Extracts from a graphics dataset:
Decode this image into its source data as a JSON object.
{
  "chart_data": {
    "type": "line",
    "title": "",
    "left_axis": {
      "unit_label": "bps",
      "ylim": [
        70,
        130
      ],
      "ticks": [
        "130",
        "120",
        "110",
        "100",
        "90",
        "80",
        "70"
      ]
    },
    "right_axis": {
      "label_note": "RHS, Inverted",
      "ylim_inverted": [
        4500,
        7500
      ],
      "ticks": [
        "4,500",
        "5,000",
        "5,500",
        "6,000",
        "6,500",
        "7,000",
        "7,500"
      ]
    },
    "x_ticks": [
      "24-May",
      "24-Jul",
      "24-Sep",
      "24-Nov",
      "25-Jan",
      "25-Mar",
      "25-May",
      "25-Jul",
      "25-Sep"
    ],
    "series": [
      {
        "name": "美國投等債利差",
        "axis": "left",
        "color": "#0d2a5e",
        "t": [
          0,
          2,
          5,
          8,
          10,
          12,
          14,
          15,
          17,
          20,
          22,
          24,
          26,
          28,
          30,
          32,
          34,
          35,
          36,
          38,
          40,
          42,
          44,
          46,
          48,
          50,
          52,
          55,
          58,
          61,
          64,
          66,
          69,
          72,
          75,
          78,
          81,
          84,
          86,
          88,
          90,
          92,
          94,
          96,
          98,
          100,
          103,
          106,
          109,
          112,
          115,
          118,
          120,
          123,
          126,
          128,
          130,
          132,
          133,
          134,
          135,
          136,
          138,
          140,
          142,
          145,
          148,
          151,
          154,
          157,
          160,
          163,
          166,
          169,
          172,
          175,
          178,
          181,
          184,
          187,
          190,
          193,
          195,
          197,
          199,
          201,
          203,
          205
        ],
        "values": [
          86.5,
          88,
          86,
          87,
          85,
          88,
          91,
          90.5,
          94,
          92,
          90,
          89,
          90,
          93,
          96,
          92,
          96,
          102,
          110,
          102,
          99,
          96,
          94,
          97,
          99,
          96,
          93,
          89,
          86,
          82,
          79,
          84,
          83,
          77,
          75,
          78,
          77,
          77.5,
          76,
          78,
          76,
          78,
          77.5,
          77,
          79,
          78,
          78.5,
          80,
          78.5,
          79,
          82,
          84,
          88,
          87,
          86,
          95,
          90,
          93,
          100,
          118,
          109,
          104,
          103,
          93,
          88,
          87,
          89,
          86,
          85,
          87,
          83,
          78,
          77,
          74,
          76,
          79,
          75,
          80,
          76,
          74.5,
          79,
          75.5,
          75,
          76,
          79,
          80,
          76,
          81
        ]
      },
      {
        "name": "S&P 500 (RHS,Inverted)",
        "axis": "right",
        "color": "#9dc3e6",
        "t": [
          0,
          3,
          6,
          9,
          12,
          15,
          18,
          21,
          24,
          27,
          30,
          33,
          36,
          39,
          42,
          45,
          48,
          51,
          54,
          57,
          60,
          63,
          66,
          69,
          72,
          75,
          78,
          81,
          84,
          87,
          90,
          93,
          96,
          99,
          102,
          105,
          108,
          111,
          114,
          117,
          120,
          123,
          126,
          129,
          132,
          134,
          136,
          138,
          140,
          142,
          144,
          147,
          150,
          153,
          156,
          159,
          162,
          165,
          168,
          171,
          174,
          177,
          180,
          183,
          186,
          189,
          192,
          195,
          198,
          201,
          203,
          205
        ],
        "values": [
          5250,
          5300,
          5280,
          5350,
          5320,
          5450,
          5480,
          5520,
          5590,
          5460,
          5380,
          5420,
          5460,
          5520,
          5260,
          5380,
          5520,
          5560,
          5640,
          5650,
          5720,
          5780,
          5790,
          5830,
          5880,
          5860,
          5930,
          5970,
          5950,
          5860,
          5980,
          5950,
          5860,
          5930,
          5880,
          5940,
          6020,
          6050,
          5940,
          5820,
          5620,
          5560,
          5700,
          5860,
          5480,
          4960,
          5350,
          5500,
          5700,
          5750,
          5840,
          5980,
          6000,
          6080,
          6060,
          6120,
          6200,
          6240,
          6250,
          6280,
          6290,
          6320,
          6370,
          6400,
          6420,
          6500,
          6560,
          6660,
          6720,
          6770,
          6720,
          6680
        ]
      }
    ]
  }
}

_DESCRIPTION OF THE TASK_.
From the first line to the last, please quote the material above exactly.

_ANSWER TO THIS TASK_.
Decode this image into its source data as a JSON object.
{
  "chart_data": {
    "type": "line",
    "title": "",
    "left_axis": {
      "unit_label": "bps",
      "ylim": [
        70,
        130
      ],
      "ticks": [
        "130",
        "120",
        "110",
        "100",
        "90",
        "80",
        "70"
      ]
    },
    "right_axis": {
      "label_note": "RHS, Inverted",
      "ylim_inverted": [
        4500,
        7500
      ],
      "ticks": [
        "4,500",
        "5,000",
        "5,500",
        "6,000",
        "6,500",
        "7,000",
        "7,500"
      ]
    },
    "x_ticks": [
      "24-May",
      "24-Jul",
      "24-Sep",
      "24-Nov",
      "25-Jan",
      "25-Mar",
      "25-May",
      "25-Jul",
      "25-Sep"
    ],
    "series": [
      {
        "name": "美國投等債利差",
        "axis": "left",
        "color": "#0d2a5e",
        "t": [
          0,
          2,
          5,
          8,
          10,
          12,
          14,
          15,
          17,
          20,
          22,
          24,
          26,
          28,
          30,
          32,
          34,
          35,
          36,
          38,
          40,
          42,
          44,
          46,
          48,
          50,
          52,
          55,
          58,
          61,
          64,
          66,
          69,
          72,
          75,
          78,
          81,
          84,
          86,
          88,
          90,
          92,
          94,
          96,
          98,
          100,
          103,
          106,
          109,
          112,
          115,
          118,
          120,
          123,
          126,
          128,
          130,
          132,
          133,
          134,
          135,
          136,
          138,
          140,
          142,
          145,
          148,
          151,
          154,
          157,
          160,
          163,
          166,
          169,
          172,
          175,
          178,
          181,
          184,
          187,
          190,
          193,
          195,
          197,
          199,
          201,
          203,
          205
        ],
        "values": [
          86.5,
          88,
          86,
          87,
          85,
          88,
          91,
          90.5,
          94,
          92,
          90,
          89,
          90,
          93,
          96,
          92,
          96,
          102,
          110,
          102,
          99,
          96,
          94,
          97,
          99,
          96,
          93,
          89,
          86,
          82,
          79,
          84,
          83,
          77,
          75,
          78,
          77,
          77.5,
          76,
          78,
          76,
          78,
          77.5,
          77,
          79,
          78,
          78.5,
          80,
          78.5,
          79,
          82,
          84,
          88,
          87,
          86,
          95,
          90,
          93,
          100,
          118,
          109,
          104,
          103,
          93,
          88,
          87,
          89,
          86,
          85,
          87,
          83,
          78,
          77,
          74,
          76,
          79,
          75,
          80,
          76,
          74.5,
          79,
          75.5,
          75,
          76,
          79,
          80,
          76,
          81
        ]
      },
      {
        "name": "S&P 500 (RHS,Inverted)",
        "axis": "right",
        "color": "#9dc3e6",
        "t": [
          0,
          3,
          6,
          9,
          12,
          15,
          18,
          21,
          24,
          27,
          30,
          33,
          36,
          39,
          42,
          45,
          48,
          51,
          54,
          57,
          60,
          63,
          66,
          69,
          72,
          75,
          78,
          81,
          84,
          87,
          90,
          93,
          96,
          99,
          102,
          105,
          108,
          111,
          114,
          117,
          120,
          123,
          126,
          129,
          132,
          134,
          136,
          138,
          140,
          142,
          144,
          147,
          150,
          153,
          156,
          159,
          162,
          165,
          168,
          171,
          174,
          177,
          180,
          183,
          186,
          189,
          192,
          195,
          198,
          201,
          203,
          205
        ],
        "values": [
          5250,
          5300,
          5280,
          5350,
          5320,
          5450,
          5480,
          5520,
          5590,
          5460,
          5380,
          5420,
          5460,
          5520,
          5260,
          5380,
          5520,
          5560,
          5640,
          5650,
          5720,
          5780,
          5790,
          5830,
          5880,
          5860,
          5930,
          5970,
          5950,
          5860,
          5980,
          5950,
          5860,
          5930,
          5880,
          5940,
          6020,
          6050,
          5940,
          5820,
          5620,
          5560,
          5700,
          5860,
          5480,
          4960,
          5350,
          5500,
          5700,
          5750,
          5840,
          5980,
          6000,
          6080,
          6060,
          6120,
          6200,
          6240,
          6250,
          6280,
          6290,
          6320,
          6370,
          6400,
          6420,
          6500,
          6560,
          6660,
          6720,
          6770,
          6720,
          6680
        ]
      }
    ]
  }
}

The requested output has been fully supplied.